# WHAT NEEDS TO BE DONE
Gather the lines from the material that contain "maximum".
= = = =
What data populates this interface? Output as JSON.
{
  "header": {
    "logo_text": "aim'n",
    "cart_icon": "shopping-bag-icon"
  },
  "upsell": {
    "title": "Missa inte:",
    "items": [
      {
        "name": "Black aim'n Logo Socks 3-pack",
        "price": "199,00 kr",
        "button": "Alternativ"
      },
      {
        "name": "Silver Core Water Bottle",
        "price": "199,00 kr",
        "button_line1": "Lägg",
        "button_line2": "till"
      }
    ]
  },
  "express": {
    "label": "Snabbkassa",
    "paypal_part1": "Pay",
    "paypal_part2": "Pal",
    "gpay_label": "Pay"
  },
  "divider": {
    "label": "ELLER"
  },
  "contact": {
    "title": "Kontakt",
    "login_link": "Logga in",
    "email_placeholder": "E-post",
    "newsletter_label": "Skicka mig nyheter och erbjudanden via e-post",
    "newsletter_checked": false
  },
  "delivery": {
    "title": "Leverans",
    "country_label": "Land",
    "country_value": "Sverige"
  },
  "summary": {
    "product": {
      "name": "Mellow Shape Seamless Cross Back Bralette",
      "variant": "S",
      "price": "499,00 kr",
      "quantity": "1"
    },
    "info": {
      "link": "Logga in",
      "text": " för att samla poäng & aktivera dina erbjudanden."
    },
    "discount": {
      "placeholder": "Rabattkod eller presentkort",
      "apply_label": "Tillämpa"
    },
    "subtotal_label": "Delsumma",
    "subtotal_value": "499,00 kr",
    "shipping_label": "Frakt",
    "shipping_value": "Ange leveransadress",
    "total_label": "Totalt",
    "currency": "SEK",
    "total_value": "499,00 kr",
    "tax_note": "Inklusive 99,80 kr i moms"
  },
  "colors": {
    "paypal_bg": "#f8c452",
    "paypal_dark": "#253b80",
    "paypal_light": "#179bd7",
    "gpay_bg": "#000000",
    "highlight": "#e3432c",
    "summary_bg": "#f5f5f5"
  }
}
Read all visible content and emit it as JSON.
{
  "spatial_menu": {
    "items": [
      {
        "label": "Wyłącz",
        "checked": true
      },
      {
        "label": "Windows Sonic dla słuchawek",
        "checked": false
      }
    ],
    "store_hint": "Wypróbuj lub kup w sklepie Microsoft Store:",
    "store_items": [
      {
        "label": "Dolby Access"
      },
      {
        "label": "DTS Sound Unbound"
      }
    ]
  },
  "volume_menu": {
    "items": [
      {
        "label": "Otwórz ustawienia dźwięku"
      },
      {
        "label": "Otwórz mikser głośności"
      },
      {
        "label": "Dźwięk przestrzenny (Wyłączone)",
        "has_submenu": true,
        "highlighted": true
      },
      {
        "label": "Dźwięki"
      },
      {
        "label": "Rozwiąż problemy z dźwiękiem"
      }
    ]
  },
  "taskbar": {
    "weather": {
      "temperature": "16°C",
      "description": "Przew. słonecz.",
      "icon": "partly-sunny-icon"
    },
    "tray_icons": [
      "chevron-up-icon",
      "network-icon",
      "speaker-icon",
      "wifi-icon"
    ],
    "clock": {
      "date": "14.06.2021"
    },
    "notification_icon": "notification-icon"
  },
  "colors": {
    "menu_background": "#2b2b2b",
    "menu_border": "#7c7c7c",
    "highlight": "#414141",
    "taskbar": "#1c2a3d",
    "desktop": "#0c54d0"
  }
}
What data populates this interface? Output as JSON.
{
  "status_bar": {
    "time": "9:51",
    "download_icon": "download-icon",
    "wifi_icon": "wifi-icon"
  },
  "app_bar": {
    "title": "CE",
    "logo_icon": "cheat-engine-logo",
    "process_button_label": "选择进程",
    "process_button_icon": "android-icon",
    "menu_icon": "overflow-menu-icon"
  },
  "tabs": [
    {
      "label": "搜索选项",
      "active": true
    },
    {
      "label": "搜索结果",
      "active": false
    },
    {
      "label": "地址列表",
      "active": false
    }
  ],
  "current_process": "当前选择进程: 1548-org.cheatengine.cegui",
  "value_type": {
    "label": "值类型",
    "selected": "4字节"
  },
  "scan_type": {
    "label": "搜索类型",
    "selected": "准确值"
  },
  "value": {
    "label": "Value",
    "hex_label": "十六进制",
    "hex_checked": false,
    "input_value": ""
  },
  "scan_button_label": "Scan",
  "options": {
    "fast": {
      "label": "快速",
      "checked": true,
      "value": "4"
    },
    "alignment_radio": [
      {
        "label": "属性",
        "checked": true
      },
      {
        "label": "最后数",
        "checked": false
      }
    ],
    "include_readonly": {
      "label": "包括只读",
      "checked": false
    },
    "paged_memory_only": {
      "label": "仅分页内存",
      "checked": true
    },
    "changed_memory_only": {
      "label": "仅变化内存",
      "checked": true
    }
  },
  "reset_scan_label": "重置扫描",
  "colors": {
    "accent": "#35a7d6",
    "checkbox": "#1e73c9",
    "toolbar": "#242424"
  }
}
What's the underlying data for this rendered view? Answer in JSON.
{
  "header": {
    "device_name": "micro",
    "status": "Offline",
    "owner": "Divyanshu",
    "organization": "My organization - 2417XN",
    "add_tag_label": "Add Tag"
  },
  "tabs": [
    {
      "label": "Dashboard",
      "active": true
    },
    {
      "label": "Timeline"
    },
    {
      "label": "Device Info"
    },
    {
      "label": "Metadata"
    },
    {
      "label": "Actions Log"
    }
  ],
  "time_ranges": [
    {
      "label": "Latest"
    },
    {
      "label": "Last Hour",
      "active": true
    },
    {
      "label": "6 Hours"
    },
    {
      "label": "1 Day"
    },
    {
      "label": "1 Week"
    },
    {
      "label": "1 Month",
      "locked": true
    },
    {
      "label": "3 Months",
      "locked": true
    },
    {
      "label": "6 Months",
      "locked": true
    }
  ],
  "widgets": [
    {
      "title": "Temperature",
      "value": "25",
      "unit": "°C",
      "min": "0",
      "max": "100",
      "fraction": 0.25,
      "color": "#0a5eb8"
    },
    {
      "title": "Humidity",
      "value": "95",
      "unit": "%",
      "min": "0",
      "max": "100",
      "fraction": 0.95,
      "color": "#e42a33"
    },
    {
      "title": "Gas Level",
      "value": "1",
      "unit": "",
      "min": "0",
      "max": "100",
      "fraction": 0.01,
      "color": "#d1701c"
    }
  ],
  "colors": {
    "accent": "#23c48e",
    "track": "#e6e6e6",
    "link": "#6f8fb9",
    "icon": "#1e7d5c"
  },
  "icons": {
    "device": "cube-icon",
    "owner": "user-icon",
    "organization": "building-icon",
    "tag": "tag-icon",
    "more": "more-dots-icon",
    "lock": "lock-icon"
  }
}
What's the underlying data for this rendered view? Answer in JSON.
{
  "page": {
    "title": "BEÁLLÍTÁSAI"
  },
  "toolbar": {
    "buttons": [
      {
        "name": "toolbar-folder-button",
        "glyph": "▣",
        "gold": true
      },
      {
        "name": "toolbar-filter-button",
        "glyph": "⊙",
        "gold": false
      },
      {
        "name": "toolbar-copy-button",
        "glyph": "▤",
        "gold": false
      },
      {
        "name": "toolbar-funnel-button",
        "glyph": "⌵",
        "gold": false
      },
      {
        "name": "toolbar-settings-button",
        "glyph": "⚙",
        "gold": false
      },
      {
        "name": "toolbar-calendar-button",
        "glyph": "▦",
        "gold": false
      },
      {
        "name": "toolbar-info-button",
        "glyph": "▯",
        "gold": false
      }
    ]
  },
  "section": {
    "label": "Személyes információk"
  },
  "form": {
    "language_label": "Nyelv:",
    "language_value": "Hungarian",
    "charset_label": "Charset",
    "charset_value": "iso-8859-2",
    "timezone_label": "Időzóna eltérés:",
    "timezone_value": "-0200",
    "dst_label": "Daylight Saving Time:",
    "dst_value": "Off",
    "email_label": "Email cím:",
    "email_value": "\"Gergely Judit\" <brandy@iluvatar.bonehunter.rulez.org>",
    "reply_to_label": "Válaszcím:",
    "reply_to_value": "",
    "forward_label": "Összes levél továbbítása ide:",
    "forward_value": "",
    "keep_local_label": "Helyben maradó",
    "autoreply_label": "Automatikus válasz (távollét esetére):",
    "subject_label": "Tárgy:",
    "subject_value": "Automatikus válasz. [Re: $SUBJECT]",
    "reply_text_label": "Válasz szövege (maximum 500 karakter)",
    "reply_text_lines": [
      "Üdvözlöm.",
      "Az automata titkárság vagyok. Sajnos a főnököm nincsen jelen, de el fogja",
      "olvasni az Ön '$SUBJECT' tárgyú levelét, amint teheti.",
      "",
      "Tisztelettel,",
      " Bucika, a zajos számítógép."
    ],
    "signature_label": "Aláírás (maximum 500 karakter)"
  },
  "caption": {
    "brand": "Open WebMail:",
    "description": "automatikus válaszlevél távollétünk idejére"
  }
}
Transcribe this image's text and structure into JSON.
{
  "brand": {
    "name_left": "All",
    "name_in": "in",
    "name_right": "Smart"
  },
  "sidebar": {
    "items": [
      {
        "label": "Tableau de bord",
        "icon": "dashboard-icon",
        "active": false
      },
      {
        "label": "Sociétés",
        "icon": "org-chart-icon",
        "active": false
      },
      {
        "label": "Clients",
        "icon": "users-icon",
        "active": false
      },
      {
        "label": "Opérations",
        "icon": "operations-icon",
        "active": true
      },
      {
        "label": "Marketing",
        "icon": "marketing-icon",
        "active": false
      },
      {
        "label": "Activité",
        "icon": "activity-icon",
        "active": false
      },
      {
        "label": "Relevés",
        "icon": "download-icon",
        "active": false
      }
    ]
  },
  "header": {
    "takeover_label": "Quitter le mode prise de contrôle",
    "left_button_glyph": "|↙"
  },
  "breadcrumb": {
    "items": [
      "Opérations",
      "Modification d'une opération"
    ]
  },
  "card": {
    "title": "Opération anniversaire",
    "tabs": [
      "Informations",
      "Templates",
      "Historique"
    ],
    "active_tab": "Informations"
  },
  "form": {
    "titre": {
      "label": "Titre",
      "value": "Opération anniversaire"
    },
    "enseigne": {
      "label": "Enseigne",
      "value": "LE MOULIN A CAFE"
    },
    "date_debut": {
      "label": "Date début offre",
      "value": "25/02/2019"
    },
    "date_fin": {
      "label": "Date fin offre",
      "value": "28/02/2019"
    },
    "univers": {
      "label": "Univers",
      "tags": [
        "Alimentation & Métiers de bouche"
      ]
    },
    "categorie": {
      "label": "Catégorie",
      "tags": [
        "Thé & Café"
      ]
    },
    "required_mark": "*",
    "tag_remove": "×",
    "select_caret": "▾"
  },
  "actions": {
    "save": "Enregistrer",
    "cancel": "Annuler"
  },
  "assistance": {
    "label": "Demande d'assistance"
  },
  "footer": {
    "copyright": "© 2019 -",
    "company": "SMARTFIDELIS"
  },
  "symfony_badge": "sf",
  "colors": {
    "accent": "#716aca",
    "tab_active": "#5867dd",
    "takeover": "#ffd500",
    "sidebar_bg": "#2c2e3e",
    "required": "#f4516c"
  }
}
= = = =
# SOLUTION TO THIS PROBLEM
    "reply_text_label": "Válasz szövege (maximum 500 karakter)",
    "signature_label": "Aláírás (maximum 500 karakter)"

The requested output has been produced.